▶ **PROBLEM STATEMENT**:
Print, please, the line that contains "Parse this screenshot: output" and each line after it to the end of the entries, unchanged and with nothing else.

▶ **TASK INPUT**:
▼▼▼

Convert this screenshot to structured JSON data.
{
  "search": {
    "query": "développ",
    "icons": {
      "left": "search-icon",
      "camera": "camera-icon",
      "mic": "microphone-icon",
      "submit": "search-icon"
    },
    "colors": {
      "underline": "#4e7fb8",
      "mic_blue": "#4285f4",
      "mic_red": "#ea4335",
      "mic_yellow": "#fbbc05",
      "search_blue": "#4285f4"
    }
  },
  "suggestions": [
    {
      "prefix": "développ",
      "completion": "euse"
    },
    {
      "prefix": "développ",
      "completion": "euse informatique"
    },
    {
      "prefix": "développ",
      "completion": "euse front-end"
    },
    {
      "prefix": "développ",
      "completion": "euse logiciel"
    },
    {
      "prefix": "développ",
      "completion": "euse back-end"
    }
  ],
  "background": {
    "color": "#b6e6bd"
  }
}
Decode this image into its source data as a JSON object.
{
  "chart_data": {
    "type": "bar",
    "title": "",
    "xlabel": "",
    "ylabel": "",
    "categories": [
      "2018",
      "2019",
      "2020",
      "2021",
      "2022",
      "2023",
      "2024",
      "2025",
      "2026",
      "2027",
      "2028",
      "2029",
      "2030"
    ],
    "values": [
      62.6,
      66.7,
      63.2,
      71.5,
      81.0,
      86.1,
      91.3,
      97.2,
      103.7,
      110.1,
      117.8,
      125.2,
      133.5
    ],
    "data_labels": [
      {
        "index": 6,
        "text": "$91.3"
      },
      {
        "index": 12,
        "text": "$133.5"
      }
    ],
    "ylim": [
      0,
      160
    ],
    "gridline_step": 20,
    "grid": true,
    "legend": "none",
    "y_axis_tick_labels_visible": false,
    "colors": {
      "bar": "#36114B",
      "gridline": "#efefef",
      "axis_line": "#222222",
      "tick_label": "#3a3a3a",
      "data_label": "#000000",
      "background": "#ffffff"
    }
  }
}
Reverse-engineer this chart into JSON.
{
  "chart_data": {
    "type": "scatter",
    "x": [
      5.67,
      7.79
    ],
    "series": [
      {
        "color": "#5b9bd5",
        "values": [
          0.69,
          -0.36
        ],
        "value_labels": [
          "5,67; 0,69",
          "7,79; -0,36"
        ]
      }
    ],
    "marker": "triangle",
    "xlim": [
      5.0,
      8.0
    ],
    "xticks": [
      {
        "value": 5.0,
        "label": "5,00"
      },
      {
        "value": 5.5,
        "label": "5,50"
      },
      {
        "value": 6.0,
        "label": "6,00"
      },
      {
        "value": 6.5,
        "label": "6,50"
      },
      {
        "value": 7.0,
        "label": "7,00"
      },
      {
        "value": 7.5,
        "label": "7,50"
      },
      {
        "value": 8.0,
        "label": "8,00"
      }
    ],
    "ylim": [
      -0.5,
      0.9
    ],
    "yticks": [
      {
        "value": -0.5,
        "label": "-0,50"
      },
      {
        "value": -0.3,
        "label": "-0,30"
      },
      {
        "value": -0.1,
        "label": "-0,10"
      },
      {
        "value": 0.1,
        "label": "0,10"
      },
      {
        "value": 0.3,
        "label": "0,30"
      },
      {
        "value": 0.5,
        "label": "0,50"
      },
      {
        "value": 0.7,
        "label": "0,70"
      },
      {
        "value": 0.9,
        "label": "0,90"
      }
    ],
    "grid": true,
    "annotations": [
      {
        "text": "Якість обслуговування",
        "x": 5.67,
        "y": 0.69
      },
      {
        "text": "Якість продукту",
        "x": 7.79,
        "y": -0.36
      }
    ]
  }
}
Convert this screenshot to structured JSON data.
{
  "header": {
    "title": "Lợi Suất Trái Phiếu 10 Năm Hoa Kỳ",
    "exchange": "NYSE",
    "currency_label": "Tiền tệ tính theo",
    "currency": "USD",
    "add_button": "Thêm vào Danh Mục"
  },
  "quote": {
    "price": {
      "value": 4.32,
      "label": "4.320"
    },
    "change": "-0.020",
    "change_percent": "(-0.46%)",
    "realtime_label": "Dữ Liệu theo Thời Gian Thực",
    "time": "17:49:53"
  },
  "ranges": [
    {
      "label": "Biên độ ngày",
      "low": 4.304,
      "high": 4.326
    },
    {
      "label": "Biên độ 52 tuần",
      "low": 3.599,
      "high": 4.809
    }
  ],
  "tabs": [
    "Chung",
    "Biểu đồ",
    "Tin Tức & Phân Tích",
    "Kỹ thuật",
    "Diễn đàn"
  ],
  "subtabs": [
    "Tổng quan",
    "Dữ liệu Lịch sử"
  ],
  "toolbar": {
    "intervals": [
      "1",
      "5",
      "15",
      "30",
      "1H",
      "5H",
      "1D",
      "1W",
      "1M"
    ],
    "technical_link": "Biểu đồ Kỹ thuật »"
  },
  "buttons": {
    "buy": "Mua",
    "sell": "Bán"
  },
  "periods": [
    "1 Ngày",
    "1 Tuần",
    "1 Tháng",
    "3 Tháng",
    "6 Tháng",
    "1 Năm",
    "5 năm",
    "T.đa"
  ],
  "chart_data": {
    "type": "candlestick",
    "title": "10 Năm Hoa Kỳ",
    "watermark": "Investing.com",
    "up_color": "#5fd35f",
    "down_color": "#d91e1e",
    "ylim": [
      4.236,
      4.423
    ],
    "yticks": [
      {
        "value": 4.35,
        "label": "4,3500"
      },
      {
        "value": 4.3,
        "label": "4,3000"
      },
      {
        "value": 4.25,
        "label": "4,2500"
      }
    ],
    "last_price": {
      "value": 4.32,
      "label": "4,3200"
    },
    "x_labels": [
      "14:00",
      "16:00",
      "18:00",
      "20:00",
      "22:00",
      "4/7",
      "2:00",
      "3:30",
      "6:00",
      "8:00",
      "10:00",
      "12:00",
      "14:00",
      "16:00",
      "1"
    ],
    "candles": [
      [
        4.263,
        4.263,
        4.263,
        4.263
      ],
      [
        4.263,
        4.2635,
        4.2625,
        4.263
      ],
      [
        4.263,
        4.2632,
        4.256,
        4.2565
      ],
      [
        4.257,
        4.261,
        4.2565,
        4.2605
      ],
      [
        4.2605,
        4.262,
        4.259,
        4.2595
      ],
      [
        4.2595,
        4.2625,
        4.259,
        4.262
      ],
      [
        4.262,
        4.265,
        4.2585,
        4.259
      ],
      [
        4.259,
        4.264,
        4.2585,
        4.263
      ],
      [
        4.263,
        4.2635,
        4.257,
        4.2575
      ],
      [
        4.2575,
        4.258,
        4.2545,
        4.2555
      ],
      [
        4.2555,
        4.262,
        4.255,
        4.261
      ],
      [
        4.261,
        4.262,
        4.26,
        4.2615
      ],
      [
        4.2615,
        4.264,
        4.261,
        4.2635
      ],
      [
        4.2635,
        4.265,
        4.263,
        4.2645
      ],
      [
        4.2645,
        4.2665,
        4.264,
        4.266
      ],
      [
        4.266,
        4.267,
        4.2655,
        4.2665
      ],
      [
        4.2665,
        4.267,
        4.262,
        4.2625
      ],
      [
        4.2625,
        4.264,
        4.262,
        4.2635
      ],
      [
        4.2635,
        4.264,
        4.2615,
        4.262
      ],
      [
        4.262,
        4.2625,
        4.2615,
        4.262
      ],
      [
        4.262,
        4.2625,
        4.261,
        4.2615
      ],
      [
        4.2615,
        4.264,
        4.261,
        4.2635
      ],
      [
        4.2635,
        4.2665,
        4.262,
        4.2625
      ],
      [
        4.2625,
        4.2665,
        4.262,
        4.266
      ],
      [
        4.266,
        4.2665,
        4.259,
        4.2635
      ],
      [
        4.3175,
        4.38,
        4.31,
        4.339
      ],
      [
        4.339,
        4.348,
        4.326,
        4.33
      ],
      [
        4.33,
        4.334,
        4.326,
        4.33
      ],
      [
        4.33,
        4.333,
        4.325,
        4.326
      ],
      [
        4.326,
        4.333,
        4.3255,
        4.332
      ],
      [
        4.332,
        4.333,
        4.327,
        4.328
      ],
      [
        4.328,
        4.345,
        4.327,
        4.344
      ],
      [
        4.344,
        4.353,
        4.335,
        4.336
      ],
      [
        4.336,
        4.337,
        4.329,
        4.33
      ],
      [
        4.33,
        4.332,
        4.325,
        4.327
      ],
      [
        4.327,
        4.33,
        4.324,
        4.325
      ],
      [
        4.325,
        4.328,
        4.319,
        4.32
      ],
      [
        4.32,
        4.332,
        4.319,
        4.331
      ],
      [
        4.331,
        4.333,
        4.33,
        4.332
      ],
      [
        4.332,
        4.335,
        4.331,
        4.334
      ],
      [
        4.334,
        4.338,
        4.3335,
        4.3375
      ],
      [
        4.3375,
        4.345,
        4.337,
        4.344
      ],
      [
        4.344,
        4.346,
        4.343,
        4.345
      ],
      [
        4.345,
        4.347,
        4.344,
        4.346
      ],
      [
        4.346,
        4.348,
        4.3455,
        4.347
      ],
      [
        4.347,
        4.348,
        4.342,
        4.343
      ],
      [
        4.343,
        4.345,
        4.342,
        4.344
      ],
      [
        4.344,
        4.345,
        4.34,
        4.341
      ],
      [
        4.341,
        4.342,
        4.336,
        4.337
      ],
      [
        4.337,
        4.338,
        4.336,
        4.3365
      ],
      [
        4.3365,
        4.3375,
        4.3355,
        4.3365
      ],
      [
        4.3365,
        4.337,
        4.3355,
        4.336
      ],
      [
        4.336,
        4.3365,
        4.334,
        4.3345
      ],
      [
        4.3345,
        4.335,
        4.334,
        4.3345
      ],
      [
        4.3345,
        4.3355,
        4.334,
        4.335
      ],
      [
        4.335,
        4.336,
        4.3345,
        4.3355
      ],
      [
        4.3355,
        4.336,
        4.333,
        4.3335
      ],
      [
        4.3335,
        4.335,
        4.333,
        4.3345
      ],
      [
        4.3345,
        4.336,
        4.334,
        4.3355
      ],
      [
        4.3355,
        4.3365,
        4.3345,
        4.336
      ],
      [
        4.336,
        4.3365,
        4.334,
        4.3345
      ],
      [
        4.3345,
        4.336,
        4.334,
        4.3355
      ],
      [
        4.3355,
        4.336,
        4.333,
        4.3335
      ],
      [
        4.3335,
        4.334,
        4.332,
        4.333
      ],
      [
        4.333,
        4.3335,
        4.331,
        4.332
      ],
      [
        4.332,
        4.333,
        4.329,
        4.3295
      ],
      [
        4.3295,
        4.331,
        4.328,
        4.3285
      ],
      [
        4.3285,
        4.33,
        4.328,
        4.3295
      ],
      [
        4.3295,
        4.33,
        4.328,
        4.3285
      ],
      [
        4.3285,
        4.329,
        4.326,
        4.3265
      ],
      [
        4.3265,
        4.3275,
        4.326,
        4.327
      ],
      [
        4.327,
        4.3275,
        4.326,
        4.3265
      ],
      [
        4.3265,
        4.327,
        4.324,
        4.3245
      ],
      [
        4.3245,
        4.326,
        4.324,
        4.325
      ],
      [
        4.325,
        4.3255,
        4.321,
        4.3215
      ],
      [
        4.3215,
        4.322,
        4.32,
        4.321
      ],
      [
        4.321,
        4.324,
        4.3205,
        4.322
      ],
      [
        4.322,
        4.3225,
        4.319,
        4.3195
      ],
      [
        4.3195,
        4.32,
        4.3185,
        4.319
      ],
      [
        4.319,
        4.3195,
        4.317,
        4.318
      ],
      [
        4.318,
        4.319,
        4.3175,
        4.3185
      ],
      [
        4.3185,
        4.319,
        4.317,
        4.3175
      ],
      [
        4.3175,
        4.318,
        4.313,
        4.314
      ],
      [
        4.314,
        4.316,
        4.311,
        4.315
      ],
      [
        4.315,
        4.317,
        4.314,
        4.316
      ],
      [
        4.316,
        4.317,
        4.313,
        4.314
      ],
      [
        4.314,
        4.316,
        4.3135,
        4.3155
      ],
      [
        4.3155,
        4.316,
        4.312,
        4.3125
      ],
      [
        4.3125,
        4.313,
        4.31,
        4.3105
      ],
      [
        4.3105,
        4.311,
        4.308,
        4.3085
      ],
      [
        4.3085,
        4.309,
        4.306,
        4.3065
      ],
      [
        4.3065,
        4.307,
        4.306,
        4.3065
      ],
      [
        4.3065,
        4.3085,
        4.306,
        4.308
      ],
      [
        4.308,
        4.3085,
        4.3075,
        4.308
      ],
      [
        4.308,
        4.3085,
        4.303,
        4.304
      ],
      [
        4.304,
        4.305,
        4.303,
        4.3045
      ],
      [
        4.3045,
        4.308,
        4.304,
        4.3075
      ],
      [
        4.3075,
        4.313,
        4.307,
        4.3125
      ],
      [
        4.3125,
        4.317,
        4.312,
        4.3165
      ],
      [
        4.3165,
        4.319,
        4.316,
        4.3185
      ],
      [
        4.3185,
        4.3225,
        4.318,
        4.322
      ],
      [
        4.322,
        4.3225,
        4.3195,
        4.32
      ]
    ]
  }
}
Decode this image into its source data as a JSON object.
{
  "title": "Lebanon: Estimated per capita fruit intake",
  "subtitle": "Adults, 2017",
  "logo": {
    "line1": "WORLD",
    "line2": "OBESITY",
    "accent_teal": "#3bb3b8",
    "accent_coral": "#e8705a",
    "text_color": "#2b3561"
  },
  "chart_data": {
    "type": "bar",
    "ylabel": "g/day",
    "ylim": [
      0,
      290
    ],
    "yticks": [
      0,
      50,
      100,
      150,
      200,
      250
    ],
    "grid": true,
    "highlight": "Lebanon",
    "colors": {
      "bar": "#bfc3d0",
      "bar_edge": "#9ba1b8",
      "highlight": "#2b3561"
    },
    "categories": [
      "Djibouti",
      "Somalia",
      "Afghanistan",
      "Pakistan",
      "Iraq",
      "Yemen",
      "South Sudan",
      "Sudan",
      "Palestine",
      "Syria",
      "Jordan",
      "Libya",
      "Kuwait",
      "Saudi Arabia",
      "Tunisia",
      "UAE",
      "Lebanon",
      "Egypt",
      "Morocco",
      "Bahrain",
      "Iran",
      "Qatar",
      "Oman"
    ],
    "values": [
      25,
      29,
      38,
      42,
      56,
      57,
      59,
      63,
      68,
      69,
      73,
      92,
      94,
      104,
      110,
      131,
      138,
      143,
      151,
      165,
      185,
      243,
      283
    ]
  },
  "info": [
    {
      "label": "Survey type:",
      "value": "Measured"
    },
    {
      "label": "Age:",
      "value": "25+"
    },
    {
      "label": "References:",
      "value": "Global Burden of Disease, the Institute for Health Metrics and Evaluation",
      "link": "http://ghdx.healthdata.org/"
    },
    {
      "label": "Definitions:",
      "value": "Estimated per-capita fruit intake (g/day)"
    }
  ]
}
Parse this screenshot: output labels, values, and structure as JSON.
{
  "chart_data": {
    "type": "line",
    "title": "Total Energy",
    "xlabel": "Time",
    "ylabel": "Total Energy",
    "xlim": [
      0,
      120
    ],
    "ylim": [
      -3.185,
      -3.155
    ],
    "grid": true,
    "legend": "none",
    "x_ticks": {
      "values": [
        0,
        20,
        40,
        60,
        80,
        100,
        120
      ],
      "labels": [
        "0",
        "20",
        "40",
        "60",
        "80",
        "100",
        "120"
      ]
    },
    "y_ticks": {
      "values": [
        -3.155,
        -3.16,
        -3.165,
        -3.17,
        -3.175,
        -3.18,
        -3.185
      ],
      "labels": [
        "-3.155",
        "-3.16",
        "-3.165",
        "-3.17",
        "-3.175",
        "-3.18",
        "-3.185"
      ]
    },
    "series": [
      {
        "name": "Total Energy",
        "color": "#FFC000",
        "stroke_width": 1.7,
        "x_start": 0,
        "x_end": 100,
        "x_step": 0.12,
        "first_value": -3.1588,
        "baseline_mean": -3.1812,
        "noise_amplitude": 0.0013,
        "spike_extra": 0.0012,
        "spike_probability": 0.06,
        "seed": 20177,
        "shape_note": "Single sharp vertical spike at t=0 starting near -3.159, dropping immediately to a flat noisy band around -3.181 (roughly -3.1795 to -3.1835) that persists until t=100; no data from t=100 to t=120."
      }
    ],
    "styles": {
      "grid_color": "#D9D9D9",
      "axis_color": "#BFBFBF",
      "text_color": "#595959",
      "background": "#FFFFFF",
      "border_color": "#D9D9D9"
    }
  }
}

▲▲▲

▶ **FINAL ANSWER**:
Parse this screenshot: output labels, values, and structure as JSON.
{
  "chart_data": {
    "type": "line",
    "title": "Total Energy",
    "xlabel": "Time",
    "ylabel": "Total Energy",
    "xlim": [
      0,
      120
    ],
    "ylim": [
      -3.185,
      -3.155
    ],
    "grid": true,
    "legend": "none",
    "x_ticks": {
      "values": [
        0,
        20,
        40,
        60,
        80,
        100,
        120
      ],
      "labels": [
        "0",
        "20",
        "40",
        "60",
        "80",
        "100",
        "120"
      ]
    },
    "y_ticks": {
      "values": [
        -3.155,
        -3.16,
        -3.165,
        -3.17,
        -3.175,
        -3.18,
        -3.185
      ],
      "labels": [
        "-3.155",
        "-3.16",
        "-3.165",
        "-3.17",
        "-3.175",
        "-3.18",
        "-3.185"
      ]
    },
    "series": [
      {
        "name": "Total Energy",
        "color": "#FFC000",
        "stroke_width": 1.7,
        "x_start": 0,
        "x_end": 100,
        "x_step": 0.12,
        "first_value": -3.1588,
        "baseline_mean": -3.1812,
        "noise_amplitude": 0.0013,
        "spike_extra": 0.0012,
        "spike_probability": 0.06,
        "seed": 20177,
        "shape_note": "Single sharp vertical spike at t=0 starting near -3.159, dropping immediately to a flat noisy band around -3.181 (roughly -3.1795 to -3.1835) that persists until t=100; no data from t=100 to t=120."
      }
    ],
    "styles": {
      "grid_color": "#D9D9D9",
      "axis_color": "#BFBFBF",
      "text_color": "#595959",
      "background": "#FFFFFF",
      "border_color": "#D9D9D9"
    }
  }
}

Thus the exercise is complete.